═══ Supplied entries

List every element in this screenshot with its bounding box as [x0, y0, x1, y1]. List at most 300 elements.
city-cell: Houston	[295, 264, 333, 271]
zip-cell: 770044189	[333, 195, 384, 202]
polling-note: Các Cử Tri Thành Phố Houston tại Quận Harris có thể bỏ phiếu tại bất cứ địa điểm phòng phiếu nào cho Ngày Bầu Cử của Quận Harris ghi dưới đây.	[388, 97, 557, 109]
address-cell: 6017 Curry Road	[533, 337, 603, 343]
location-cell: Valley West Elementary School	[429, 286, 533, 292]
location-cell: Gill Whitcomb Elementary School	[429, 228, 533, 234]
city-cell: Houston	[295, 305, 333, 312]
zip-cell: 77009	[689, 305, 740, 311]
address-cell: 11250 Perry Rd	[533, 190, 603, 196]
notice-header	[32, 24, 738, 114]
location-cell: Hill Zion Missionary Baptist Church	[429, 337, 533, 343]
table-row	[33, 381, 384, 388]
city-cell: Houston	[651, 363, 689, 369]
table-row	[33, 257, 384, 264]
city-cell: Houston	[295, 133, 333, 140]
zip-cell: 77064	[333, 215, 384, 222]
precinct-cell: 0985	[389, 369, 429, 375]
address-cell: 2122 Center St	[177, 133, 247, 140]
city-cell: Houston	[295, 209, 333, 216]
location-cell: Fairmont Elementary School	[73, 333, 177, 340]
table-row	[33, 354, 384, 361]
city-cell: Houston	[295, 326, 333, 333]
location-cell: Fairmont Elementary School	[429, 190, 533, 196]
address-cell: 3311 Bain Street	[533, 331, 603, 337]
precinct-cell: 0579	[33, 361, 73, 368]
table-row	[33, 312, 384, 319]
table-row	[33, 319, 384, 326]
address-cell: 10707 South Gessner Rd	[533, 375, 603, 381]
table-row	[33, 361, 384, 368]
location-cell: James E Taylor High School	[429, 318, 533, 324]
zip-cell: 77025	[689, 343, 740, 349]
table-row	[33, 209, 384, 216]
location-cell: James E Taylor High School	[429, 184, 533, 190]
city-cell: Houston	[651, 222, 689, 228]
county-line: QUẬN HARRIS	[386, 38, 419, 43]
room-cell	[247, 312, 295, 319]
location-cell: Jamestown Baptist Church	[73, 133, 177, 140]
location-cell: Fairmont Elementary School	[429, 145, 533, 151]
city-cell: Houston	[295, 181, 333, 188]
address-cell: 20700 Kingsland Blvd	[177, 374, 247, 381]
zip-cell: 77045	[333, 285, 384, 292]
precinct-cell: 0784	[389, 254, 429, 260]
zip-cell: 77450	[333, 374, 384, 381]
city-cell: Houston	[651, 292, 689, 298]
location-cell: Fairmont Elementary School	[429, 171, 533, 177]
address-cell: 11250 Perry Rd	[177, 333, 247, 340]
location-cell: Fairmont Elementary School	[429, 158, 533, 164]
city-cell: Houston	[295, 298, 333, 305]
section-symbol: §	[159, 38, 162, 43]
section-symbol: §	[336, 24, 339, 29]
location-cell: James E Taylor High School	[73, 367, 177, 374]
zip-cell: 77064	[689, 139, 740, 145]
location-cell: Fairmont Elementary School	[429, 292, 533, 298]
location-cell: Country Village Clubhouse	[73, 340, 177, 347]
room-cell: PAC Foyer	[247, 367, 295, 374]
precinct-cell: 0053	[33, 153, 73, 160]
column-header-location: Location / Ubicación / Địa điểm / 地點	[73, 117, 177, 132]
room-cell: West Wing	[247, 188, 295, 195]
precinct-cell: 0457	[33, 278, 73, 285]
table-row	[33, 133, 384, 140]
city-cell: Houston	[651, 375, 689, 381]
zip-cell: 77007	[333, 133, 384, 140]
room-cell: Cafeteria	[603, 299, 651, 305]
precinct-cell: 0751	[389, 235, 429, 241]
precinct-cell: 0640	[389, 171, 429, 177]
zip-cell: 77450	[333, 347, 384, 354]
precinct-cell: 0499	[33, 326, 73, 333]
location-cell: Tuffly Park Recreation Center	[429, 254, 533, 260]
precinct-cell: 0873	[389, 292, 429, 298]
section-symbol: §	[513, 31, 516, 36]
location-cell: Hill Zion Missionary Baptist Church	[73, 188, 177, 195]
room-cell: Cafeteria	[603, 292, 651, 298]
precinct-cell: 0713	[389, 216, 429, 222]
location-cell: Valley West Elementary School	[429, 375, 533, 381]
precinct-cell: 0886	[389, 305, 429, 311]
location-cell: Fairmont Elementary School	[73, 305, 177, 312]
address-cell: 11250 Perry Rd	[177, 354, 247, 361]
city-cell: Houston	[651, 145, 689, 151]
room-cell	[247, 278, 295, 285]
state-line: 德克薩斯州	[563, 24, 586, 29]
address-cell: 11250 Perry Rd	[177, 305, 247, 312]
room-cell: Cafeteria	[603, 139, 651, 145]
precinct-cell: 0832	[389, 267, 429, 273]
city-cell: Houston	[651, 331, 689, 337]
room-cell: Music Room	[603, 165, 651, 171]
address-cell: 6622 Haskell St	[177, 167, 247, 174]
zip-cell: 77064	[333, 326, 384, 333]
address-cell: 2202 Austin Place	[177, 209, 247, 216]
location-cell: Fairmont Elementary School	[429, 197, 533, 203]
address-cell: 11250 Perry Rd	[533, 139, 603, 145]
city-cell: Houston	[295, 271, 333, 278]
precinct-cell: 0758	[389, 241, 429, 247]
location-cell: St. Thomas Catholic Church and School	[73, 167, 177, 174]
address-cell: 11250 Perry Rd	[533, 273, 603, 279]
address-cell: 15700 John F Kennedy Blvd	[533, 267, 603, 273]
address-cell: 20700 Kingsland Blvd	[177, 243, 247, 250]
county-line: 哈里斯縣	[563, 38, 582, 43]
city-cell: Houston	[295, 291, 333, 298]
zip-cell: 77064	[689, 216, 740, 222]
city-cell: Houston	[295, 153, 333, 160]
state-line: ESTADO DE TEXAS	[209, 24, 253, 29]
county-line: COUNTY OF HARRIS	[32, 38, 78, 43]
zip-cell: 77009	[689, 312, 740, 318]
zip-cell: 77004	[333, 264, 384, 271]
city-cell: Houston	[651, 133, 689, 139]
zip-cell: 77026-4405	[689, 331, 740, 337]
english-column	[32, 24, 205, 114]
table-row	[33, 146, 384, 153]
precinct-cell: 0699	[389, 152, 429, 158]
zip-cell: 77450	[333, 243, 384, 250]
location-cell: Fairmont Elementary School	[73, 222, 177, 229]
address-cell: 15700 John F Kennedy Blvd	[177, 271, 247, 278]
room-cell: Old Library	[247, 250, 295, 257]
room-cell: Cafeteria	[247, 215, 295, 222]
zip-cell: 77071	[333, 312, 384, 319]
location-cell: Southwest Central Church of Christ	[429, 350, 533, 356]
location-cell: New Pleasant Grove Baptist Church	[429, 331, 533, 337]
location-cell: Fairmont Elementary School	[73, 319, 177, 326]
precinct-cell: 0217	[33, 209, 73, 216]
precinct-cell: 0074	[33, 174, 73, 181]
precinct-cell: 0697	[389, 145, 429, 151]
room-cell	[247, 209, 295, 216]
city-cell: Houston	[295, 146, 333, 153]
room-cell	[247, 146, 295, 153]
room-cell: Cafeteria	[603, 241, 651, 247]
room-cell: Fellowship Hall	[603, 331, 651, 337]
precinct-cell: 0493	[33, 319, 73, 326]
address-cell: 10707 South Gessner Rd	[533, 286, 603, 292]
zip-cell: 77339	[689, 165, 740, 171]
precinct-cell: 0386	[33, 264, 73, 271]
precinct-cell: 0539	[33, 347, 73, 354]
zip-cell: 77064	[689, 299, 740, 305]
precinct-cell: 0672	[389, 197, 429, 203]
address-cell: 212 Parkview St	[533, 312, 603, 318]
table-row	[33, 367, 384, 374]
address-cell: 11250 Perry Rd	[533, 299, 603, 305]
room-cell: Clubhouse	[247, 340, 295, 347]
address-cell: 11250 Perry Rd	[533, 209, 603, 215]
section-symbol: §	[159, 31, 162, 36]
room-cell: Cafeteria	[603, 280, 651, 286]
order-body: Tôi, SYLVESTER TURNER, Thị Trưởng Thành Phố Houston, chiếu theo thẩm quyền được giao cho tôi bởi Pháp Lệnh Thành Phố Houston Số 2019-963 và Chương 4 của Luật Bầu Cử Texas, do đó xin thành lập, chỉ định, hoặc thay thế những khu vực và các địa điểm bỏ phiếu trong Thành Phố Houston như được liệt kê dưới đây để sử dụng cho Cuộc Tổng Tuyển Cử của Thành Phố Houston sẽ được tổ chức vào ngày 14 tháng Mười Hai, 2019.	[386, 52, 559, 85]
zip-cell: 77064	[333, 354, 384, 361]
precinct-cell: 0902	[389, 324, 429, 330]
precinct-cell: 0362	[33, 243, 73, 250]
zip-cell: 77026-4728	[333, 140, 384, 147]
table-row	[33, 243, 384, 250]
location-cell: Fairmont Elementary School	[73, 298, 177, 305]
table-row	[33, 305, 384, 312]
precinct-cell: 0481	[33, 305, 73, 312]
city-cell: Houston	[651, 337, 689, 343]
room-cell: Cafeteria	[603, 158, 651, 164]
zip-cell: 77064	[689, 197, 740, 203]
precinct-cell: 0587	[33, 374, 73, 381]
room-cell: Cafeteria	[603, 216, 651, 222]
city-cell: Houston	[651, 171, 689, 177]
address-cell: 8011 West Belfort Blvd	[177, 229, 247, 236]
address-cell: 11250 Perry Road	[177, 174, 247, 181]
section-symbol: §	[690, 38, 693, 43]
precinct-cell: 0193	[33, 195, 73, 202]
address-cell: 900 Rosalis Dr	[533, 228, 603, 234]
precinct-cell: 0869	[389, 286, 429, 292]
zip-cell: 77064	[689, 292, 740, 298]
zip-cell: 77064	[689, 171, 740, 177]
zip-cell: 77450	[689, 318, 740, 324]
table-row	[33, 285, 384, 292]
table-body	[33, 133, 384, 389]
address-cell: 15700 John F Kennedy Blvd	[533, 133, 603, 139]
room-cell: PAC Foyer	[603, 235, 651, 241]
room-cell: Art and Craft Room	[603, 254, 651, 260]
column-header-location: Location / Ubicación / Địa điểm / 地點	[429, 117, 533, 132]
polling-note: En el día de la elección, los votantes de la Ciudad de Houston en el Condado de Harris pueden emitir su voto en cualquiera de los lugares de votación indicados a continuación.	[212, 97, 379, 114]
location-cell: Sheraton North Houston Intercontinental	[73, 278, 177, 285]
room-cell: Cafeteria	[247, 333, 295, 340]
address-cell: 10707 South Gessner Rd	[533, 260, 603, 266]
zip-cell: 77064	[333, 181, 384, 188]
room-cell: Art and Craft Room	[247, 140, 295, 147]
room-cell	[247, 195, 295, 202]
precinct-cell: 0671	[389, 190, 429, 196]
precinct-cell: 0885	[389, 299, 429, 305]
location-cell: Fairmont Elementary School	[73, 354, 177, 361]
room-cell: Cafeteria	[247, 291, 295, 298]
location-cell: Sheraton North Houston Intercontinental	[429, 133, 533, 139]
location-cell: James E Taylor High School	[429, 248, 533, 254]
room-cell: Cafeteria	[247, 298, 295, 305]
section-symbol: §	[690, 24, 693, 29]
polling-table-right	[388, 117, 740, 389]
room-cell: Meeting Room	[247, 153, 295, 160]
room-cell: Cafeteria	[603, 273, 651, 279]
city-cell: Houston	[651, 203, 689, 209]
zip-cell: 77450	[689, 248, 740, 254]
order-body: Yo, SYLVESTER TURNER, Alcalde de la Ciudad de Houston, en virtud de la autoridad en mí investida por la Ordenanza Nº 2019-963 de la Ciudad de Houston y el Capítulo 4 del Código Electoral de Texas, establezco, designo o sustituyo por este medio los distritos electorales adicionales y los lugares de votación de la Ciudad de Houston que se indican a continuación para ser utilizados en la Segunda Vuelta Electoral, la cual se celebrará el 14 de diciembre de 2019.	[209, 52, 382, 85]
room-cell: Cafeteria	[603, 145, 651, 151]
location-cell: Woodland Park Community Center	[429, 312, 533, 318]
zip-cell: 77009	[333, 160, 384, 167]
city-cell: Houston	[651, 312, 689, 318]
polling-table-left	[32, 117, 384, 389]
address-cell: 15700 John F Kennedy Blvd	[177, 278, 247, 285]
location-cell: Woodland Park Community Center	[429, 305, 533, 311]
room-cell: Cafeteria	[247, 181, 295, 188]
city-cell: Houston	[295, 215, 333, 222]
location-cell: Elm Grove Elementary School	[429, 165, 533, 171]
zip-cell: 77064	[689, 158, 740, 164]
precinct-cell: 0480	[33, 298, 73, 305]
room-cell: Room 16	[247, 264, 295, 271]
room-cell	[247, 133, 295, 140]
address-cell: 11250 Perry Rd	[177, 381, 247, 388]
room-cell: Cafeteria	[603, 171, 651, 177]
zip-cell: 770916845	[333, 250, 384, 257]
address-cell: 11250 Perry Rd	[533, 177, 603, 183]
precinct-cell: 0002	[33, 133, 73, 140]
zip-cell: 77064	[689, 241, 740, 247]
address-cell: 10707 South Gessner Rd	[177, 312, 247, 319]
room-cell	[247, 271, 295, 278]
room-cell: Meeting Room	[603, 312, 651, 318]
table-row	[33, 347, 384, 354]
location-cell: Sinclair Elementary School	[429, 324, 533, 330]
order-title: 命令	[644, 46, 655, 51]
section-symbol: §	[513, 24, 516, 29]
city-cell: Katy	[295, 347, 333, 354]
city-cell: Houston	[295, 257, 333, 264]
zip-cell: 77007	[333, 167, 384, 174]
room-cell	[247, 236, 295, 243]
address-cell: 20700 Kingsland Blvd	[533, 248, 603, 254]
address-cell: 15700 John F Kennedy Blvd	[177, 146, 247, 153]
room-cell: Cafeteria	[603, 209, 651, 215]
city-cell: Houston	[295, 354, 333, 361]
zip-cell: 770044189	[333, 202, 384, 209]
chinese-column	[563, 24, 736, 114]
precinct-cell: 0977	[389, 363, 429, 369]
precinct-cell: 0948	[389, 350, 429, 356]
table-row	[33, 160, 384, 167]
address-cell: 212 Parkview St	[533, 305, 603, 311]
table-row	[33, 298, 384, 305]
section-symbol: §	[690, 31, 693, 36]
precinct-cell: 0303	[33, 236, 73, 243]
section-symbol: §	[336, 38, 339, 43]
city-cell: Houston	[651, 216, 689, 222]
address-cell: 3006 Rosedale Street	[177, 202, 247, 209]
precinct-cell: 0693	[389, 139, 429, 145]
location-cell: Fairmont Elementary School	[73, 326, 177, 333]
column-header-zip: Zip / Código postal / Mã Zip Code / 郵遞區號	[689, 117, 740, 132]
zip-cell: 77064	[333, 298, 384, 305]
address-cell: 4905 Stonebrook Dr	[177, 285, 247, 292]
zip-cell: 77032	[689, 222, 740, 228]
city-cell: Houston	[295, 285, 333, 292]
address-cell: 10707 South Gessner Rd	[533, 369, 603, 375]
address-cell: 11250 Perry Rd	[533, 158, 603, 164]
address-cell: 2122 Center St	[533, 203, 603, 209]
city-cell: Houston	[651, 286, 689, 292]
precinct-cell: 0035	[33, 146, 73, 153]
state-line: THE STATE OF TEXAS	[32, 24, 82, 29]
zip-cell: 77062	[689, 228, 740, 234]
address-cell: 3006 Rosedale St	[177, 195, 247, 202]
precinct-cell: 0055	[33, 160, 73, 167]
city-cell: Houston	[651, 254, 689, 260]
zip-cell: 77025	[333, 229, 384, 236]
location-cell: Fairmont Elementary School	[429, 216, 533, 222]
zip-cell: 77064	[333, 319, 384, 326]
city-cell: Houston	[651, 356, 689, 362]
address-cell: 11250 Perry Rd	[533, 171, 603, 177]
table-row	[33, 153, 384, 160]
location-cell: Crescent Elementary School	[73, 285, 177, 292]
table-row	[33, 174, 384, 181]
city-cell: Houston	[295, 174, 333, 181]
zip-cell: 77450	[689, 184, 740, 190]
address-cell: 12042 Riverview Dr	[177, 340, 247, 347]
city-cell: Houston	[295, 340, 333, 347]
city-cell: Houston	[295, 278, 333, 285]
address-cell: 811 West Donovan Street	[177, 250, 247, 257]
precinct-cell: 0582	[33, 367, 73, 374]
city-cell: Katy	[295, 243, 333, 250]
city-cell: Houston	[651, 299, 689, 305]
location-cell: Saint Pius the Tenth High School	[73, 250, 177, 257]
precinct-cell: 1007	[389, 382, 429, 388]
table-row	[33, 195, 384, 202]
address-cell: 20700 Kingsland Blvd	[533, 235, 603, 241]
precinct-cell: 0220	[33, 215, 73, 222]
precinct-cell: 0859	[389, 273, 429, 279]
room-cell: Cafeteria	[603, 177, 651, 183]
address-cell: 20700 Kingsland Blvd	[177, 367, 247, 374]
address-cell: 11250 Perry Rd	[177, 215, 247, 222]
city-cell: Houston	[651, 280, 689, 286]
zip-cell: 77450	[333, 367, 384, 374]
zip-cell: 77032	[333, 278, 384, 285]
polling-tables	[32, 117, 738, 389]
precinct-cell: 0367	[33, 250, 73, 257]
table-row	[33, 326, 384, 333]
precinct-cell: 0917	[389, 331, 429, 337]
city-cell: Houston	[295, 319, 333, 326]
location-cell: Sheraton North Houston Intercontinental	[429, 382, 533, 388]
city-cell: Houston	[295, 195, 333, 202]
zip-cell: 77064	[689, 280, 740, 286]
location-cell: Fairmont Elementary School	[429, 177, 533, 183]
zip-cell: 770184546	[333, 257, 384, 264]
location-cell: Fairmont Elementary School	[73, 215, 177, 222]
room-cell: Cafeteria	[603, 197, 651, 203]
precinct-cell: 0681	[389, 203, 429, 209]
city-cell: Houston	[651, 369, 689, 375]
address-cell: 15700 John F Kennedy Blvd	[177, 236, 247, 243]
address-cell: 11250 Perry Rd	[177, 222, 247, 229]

══════

Required task: Recast the rows from the start of the rows through the row that contains "305, 333, 312]", both included, as a numbered list, leaving out any blank lines.

Exercise response:
1. List every element in this screenshot with its bounding box as [x0, y0, x1, y1]. List at most 300 elements.
2. city-cell: Houston	[295, 264, 333, 271]
3. zip-cell: 770044189	[333, 195, 384, 202]
4. polling-note: Các Cử Tri Thành Phố Houston tại Quận Harris có thể bỏ phiếu tại bất cứ địa điểm phòng phiếu nào cho Ngày Bầu Cử của Quận Harris ghi dưới đây.	[388, 97, 557, 109]
5. address-cell: 6017 Curry Road	[533, 337, 603, 343]
6. location-cell: Valley West Elementary School	[429, 286, 533, 292]
7. location-cell: Gill Whitcomb Elementary School	[429, 228, 533, 234]
8. city-cell: Houston	[295, 305, 333, 312]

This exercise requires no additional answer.